§ Data supplied
####

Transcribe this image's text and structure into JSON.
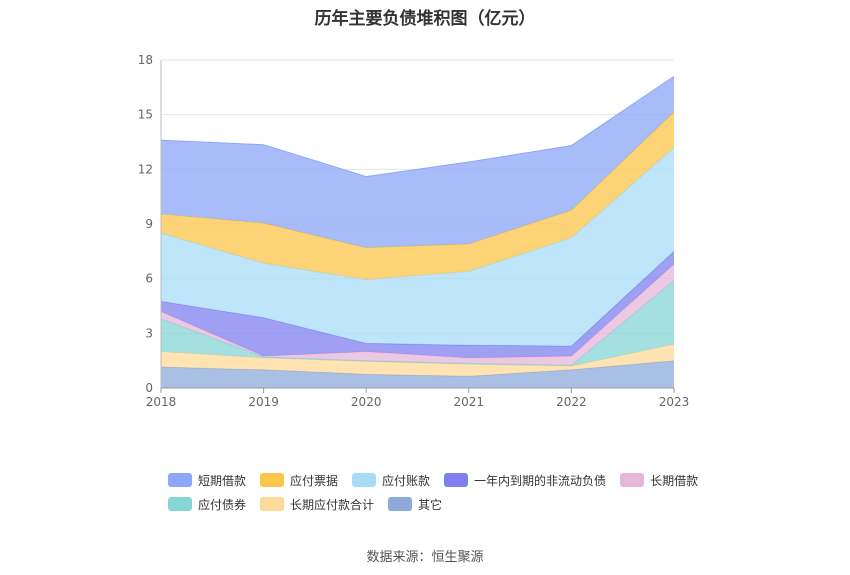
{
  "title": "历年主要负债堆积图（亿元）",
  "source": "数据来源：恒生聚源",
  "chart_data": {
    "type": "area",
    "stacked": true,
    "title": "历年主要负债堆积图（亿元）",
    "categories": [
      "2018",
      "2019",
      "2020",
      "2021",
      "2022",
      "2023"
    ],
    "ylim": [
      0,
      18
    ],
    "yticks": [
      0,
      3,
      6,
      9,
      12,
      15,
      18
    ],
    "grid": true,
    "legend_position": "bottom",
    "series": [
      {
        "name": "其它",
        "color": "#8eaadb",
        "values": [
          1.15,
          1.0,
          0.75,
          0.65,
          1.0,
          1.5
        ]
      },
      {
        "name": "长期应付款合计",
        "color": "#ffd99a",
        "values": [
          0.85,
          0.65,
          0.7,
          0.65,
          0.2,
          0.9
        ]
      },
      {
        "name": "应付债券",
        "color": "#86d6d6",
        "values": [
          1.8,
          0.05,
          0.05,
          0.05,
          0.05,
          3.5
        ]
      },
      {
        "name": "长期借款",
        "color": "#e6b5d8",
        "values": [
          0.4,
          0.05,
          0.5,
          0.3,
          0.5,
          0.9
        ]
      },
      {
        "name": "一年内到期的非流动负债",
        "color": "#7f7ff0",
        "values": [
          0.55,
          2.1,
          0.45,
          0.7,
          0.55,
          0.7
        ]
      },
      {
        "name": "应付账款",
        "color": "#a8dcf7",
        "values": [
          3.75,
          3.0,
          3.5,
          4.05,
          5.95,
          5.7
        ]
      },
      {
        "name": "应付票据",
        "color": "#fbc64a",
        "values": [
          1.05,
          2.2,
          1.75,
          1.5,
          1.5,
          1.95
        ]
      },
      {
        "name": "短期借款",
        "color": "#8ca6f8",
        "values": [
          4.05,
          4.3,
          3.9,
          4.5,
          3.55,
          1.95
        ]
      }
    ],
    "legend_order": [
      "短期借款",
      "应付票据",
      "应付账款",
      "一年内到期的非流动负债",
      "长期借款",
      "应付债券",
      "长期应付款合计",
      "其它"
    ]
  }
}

####

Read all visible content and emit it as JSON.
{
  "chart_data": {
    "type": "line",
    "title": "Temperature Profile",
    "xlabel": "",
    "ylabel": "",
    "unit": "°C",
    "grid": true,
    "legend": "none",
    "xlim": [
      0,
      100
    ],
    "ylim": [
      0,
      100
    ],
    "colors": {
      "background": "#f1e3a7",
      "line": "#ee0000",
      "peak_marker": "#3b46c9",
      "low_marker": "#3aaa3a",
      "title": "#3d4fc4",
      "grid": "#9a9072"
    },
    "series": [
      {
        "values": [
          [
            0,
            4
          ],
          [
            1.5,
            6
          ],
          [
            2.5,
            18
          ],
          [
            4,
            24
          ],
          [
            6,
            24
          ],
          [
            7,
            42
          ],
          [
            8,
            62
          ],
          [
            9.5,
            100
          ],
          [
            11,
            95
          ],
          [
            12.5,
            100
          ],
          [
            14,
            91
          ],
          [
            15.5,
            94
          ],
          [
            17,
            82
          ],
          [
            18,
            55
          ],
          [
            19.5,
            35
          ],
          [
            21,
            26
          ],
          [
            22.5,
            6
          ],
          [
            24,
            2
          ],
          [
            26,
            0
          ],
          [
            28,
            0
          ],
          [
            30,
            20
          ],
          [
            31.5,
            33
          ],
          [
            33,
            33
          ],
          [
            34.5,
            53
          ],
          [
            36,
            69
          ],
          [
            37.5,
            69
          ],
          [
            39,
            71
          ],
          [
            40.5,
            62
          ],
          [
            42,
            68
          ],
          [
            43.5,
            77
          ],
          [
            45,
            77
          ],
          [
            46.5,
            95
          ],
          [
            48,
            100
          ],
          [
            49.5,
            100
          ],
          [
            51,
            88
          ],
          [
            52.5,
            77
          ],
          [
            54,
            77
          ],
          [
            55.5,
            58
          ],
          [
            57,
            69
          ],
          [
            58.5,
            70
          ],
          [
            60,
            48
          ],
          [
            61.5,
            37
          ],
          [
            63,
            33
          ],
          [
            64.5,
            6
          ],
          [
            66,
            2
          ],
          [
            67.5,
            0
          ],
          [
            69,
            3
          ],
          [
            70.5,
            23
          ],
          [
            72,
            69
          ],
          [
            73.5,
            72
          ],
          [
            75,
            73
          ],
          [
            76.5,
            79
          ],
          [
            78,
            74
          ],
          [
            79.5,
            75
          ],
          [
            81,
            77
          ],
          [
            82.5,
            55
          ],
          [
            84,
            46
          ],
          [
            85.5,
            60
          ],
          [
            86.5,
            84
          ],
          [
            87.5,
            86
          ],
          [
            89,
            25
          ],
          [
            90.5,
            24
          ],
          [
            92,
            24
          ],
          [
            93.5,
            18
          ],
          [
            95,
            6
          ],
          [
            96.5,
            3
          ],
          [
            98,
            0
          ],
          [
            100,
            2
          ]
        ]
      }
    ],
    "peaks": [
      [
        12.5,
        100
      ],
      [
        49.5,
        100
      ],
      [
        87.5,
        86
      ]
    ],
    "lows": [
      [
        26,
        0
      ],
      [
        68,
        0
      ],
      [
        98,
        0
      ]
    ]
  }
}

####

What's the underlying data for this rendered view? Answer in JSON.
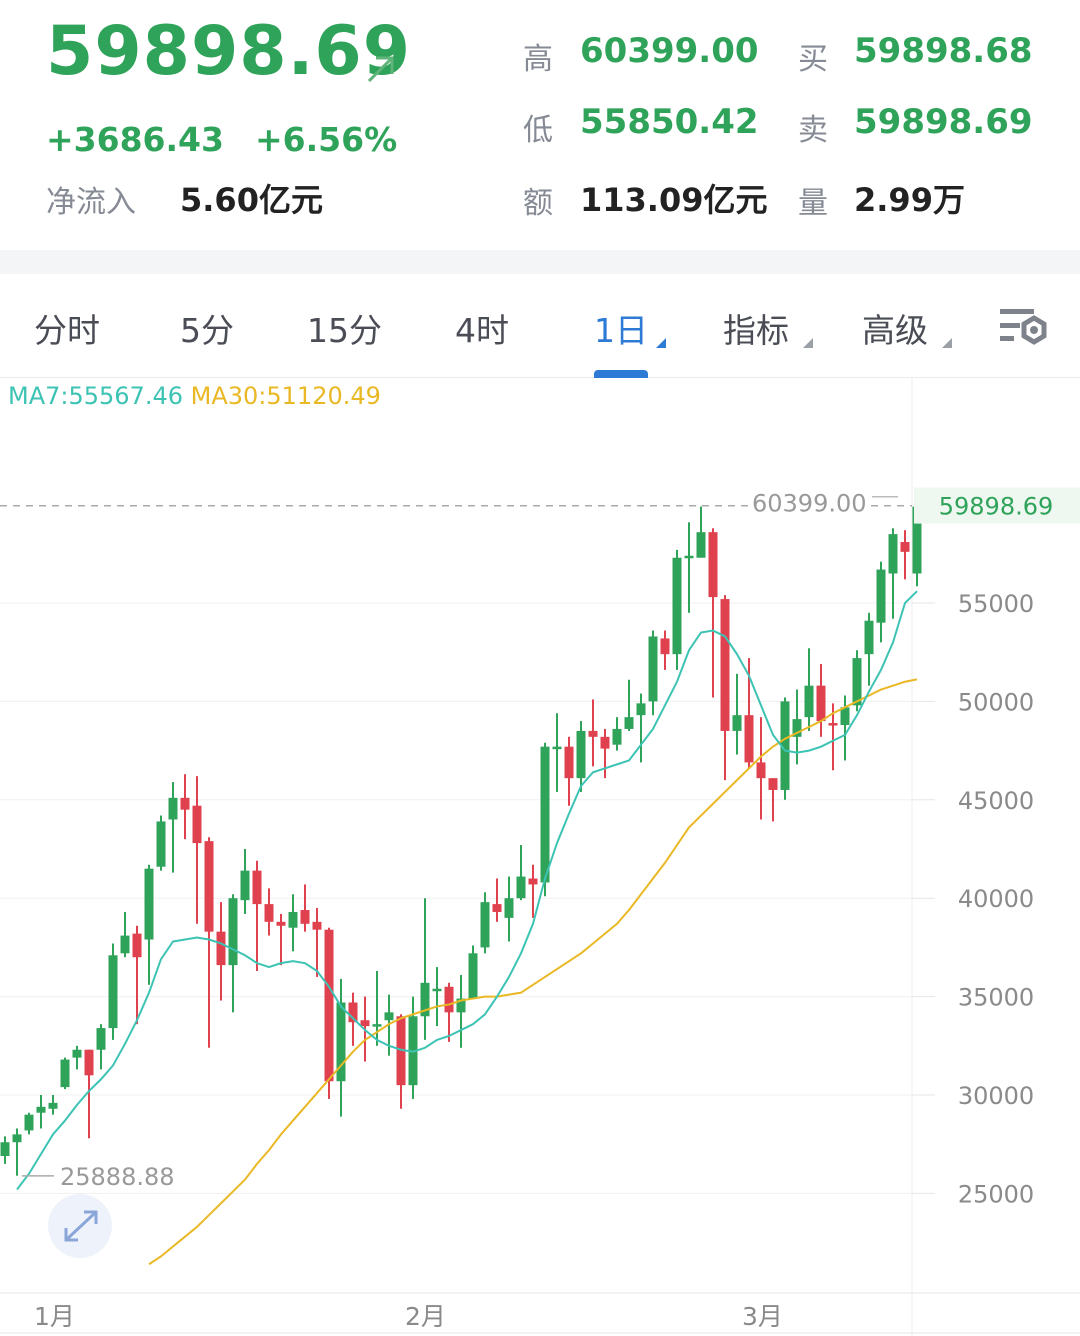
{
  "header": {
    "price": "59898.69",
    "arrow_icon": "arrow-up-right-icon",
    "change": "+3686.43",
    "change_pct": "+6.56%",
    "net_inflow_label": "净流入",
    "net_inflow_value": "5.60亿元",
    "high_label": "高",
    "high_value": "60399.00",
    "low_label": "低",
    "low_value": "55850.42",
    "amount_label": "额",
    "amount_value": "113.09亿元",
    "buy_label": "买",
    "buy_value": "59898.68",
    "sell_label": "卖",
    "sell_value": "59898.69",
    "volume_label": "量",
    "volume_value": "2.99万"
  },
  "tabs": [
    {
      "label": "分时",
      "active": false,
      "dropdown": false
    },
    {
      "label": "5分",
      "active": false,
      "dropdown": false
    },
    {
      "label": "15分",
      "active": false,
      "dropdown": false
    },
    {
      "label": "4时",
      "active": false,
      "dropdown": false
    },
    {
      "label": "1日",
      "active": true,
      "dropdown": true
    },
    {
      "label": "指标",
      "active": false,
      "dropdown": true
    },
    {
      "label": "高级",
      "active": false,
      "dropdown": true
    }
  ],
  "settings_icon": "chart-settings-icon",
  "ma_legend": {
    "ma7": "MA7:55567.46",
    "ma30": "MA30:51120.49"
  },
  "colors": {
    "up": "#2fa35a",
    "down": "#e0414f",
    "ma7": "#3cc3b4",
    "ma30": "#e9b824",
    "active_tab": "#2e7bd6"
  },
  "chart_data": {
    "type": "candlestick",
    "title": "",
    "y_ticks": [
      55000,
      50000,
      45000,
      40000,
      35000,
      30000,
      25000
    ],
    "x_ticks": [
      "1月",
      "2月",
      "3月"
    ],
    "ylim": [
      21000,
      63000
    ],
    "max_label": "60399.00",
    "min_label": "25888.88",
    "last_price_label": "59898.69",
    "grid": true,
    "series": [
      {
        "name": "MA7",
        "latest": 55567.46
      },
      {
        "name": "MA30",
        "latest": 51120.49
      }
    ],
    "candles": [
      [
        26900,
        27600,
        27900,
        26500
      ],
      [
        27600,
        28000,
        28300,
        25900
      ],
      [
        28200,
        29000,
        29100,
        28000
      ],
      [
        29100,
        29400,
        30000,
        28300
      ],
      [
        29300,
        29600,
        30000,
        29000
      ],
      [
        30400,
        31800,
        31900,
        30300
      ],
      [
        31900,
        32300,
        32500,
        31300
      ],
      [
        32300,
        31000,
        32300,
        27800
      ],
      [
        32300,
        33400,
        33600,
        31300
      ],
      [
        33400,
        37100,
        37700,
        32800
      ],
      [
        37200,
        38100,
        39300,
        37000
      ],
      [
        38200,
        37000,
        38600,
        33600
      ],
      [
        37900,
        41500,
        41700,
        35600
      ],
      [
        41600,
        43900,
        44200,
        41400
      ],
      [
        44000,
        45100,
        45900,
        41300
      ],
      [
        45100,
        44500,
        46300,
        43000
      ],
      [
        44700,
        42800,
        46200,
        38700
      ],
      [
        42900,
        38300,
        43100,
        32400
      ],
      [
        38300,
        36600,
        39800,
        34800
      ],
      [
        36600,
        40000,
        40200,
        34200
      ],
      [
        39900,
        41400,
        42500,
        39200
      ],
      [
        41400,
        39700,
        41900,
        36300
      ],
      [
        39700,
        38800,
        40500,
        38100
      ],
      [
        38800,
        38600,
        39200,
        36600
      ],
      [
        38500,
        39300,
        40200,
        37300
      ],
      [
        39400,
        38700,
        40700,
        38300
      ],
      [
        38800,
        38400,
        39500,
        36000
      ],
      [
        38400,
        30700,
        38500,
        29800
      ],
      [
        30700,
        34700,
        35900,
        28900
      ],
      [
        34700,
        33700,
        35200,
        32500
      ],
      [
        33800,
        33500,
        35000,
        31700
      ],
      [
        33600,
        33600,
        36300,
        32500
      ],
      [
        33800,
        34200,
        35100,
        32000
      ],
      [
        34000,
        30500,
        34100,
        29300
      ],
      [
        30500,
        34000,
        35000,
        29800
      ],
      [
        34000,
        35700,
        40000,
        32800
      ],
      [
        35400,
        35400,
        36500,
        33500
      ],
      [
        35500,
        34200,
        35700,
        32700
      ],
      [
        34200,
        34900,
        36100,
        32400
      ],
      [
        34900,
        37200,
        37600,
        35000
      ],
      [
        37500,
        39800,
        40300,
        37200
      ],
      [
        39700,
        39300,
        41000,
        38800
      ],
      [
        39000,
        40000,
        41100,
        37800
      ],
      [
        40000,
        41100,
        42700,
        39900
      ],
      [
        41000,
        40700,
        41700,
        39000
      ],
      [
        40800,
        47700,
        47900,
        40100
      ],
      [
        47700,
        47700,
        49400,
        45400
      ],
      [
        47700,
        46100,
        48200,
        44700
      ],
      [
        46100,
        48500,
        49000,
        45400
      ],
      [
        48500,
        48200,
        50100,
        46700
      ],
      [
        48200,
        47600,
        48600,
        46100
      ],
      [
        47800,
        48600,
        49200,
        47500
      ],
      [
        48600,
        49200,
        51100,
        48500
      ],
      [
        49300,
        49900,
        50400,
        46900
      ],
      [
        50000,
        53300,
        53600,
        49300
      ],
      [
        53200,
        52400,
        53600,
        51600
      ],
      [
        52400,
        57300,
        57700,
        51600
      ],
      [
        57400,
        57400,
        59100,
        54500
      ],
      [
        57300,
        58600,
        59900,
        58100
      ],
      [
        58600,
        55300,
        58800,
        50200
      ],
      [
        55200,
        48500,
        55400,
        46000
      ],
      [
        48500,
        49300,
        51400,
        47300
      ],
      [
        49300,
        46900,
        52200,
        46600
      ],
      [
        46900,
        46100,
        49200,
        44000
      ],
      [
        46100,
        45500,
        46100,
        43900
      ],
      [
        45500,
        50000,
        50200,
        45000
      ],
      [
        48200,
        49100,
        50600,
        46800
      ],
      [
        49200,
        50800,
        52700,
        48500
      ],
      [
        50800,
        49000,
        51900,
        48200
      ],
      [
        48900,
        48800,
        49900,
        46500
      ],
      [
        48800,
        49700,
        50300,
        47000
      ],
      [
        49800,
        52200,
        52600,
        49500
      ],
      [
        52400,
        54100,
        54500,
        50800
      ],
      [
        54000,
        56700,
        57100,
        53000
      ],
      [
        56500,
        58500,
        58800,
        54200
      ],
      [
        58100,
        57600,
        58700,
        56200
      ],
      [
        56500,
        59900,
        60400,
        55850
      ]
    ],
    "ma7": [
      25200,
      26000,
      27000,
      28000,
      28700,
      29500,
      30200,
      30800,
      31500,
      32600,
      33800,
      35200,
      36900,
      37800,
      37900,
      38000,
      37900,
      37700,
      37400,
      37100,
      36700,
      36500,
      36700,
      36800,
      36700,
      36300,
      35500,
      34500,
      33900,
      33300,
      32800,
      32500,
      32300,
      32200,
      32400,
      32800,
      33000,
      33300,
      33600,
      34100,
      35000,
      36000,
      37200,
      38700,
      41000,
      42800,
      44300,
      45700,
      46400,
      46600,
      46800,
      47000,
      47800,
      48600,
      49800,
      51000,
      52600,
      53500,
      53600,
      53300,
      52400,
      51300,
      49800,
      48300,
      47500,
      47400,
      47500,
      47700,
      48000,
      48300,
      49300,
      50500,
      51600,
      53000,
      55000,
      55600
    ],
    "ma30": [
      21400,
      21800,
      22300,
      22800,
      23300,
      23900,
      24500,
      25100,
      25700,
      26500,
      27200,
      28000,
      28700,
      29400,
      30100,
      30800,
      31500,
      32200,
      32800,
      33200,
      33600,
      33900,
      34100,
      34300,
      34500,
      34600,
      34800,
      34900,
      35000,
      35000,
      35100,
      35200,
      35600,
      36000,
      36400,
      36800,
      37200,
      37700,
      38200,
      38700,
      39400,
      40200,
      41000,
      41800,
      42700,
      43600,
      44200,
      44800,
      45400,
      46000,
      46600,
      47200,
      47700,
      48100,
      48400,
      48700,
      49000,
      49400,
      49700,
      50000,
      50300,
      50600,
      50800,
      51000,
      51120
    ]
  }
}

####

§ Exercise
Go through the records above and copy every line with the word "type".

§ Result of the exercise
    "type": "area",
    "type": "line",
    "type": "candlestick",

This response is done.